## TASK DETAILS
Scan the entries and tally the lines that include the string "type". Reply with the figure alone.

## DATA SECTION
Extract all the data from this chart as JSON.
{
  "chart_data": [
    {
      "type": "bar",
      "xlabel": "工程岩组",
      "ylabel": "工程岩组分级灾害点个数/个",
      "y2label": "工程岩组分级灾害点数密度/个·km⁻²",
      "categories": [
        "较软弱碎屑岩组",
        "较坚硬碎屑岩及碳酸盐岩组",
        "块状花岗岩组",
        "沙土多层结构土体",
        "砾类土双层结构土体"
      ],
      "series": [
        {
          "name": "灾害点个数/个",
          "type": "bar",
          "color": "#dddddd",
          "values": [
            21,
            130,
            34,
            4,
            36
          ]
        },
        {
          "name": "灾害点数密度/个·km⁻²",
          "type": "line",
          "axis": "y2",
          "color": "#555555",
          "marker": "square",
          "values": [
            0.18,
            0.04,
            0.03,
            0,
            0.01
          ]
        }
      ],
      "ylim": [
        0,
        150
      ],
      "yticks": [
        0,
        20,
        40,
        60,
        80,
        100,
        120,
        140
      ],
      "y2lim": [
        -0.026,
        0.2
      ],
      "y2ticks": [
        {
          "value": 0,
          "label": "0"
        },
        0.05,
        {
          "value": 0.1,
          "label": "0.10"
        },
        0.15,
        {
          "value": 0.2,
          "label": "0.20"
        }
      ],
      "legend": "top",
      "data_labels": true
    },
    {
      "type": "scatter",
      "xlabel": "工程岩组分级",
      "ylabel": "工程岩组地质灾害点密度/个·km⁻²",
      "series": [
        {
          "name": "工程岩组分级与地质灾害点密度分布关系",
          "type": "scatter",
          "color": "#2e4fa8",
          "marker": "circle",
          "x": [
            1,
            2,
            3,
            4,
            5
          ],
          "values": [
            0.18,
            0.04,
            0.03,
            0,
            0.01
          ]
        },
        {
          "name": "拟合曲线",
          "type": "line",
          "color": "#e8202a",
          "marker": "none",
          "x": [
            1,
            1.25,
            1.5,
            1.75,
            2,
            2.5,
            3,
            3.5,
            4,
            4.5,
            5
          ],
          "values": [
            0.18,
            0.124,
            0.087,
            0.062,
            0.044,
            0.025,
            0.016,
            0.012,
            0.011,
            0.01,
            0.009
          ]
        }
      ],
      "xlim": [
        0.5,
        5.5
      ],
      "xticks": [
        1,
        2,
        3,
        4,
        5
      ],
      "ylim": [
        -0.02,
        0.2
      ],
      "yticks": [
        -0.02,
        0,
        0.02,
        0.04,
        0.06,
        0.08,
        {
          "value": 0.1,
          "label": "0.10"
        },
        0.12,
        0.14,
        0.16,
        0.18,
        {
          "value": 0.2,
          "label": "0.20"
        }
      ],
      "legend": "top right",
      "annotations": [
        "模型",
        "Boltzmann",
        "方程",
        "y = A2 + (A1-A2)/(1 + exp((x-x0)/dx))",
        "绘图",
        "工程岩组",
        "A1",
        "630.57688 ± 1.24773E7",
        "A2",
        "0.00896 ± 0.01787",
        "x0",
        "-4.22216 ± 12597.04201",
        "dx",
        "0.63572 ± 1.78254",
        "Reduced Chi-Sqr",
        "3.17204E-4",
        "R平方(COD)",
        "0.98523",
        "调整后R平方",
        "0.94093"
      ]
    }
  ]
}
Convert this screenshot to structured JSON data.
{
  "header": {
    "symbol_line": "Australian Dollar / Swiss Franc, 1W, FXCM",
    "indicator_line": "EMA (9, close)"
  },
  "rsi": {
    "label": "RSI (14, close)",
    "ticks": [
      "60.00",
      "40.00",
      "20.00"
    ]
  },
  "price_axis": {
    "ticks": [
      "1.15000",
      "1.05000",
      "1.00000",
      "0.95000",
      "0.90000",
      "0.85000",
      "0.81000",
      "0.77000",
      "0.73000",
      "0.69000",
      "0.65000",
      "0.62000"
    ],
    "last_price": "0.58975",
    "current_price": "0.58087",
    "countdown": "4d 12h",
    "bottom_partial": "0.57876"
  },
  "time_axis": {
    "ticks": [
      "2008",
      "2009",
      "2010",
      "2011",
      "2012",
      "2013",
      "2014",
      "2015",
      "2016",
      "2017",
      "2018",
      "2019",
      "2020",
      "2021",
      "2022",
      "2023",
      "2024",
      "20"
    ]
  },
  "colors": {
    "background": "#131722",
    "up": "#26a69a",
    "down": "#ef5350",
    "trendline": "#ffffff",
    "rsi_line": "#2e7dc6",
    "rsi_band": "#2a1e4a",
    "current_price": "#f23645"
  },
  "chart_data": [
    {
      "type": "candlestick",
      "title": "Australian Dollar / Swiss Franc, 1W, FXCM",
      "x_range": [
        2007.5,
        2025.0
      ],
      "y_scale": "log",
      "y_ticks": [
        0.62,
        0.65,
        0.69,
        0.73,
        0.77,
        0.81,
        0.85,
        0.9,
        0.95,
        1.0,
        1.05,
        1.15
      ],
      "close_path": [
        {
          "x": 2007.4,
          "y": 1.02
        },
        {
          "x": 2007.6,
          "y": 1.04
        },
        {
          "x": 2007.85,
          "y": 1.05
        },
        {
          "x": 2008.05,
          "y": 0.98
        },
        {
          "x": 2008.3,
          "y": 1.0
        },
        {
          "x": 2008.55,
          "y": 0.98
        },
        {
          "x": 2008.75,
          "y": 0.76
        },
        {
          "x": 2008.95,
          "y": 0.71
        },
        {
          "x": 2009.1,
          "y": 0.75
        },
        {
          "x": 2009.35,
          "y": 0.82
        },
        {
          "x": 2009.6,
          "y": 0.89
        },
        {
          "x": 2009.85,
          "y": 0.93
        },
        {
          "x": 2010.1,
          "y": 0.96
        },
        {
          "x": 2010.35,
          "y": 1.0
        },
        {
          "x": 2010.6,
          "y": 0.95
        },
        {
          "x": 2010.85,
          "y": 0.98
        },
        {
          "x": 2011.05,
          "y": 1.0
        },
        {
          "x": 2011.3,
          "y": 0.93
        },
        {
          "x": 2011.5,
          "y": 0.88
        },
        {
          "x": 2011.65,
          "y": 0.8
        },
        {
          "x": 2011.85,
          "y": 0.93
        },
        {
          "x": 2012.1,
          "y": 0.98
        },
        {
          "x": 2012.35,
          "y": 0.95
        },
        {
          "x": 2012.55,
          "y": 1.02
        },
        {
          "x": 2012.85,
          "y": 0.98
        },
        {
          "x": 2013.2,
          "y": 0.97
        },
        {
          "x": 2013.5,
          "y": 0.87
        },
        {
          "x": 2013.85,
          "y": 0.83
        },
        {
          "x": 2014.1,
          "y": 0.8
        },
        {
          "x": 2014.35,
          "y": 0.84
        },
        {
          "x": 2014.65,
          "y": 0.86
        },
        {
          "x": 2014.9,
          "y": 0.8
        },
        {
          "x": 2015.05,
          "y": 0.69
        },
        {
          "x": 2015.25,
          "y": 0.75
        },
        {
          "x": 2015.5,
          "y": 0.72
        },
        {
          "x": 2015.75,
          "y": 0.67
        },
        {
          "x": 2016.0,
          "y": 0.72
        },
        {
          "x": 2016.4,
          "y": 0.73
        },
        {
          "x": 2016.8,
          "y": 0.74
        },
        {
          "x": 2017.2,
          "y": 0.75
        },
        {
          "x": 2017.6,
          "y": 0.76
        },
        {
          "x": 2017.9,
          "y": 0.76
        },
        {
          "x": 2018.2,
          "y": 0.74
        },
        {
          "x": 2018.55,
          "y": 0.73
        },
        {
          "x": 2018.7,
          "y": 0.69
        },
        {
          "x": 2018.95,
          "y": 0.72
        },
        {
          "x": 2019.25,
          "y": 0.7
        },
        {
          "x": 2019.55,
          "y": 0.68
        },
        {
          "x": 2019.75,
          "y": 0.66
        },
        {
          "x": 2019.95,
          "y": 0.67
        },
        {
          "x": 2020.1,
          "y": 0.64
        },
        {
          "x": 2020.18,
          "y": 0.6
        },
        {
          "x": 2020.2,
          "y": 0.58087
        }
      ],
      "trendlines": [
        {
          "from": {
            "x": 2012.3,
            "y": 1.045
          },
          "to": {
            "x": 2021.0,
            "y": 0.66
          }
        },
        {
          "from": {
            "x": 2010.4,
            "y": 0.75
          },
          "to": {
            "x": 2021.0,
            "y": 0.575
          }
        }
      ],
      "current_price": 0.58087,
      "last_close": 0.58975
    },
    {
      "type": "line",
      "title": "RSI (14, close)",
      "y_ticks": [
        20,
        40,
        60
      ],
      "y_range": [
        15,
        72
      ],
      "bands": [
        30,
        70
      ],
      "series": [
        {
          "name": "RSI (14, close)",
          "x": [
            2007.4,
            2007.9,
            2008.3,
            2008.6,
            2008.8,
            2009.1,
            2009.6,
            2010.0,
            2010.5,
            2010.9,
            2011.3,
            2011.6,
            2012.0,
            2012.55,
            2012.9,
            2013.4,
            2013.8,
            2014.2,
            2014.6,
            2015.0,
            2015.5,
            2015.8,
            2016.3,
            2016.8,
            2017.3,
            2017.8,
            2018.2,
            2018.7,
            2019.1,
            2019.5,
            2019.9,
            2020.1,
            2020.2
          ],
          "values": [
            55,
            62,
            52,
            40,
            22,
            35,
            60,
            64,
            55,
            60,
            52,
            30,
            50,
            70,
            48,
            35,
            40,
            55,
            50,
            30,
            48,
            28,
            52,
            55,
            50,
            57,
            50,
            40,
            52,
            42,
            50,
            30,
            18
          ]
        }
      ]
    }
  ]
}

## ANSWER FOR THIS EXERCISE
8